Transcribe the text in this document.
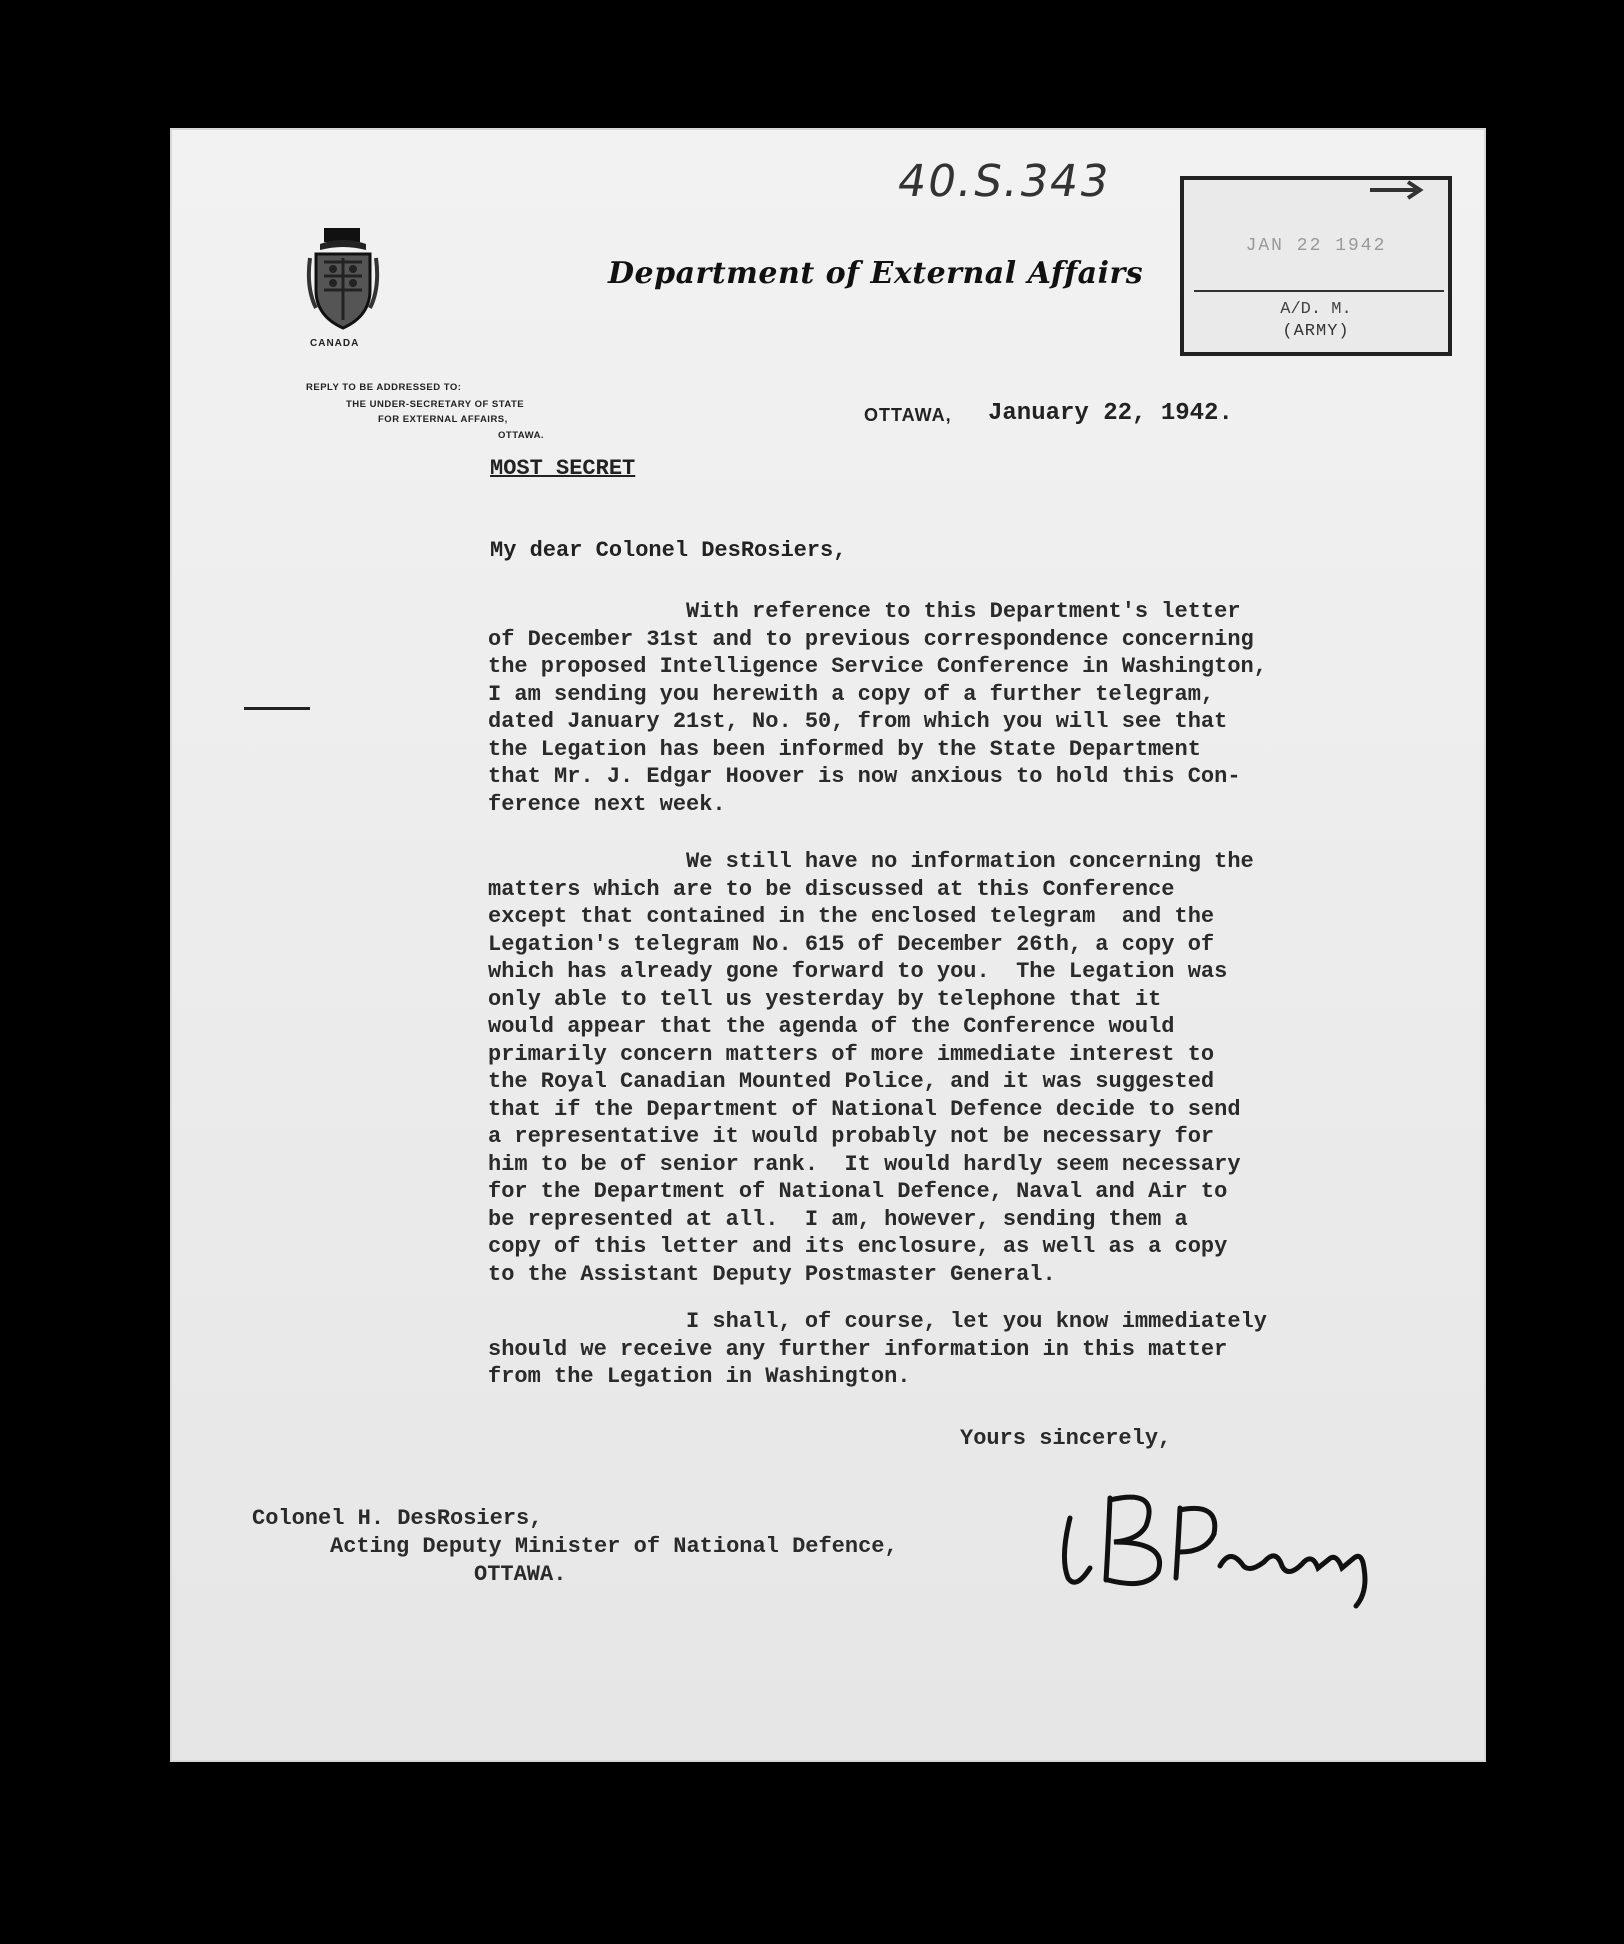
CANADA
Department of External Affairs
40.S.343
JAN 22 1942
A/D. M.
(ARMY)
REPLY TO BE ADDRESSED TO:
THE UNDER-SECRETARY OF STATE
FOR EXTERNAL AFFAIRS,
OTTAWA.
OTTAWA, January 22, 1942.
MOST SECRET
My dear Colonel DesRosiers,
With reference to this Department's letter
of December 31st and to previous correspondence concerning
the proposed Intelligence Service Conference in Washington,
I am sending you herewith a copy of a further telegram,
dated January 21st, No. 50, from which you will see that
the Legation has been informed by the State Department
that Mr. J. Edgar Hoover is now anxious to hold this Con-
ference next week.
We still have no information concerning the
matters which are to be discussed at this Conference
except that contained in the enclosed telegram  and the
Legation's telegram No. 615 of December 26th, a copy of
which has already gone forward to you.  The Legation was
only able to tell us yesterday by telephone that it
would appear that the agenda of the Conference would
primarily concern matters of more immediate interest to
the Royal Canadian Mounted Police, and it was suggested
that if the Department of National Defence decide to send
a representative it would probably not be necessary for
him to be of senior rank.  It would hardly seem necessary
for the Department of National Defence, Naval and Air to
be represented at all.  I am, however, sending them a
copy of this letter and its enclosure, as well as a copy
to the Assistant Deputy Postmaster General.
I shall, of course, let you know immediately
should we receive any further information in this matter
from the Legation in Washington.
Yours sincerely,
Colonel H. DesRosiers,
Acting Deputy Minister of National Defence,
OTTAWA.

+ + + + + + +

Transcribe the material exactly, keeping every word and none of the pictures.

Transcribe the text in this document.
CANADA
Department of External Affairs
40.S.343
JAN 22 1942
A/D. M.
(ARMY)
REPLY TO BE ADDRESSED TO:
THE UNDER-SECRETARY OF STATE
FOR EXTERNAL AFFAIRS,
OTTAWA.
OTTAWA, January 22, 1942.
MOST SECRET
My dear Colonel DesRosiers,
With reference to this Department's letter
of December 31st and to previous correspondence concerning
the proposed Intelligence Service Conference in Washington,
I am sending you herewith a copy of a further telegram,
dated January 21st, No. 50, from which you will see that
the Legation has been informed by the State Department
that Mr. J. Edgar Hoover is now anxious to hold this Con-
ference next week.
We still have no information concerning the
matters which are to be discussed at this Conference
except that contained in the enclosed telegram  and the
Legation's telegram No. 615 of December 26th, a copy of
which has already gone forward to you.  The Legation was
only able to tell us yesterday by telephone that it
would appear that the agenda of the Conference would
primarily concern matters of more immediate interest to
the Royal Canadian Mounted Police, and it was suggested
that if the Department of National Defence decide to send
a representative it would probably not be necessary for
him to be of senior rank.  It would hardly seem necessary
for the Department of National Defence, Naval and Air to
be represented at all.  I am, however, sending them a
copy of this letter and its enclosure, as well as a copy
to the Assistant Deputy Postmaster General.
I shall, of course, let you know immediately
should we receive any further information in this matter
from the Legation in Washington.
Yours sincerely,
Colonel H. DesRosiers,
Acting Deputy Minister of National Defence,
OTTAWA.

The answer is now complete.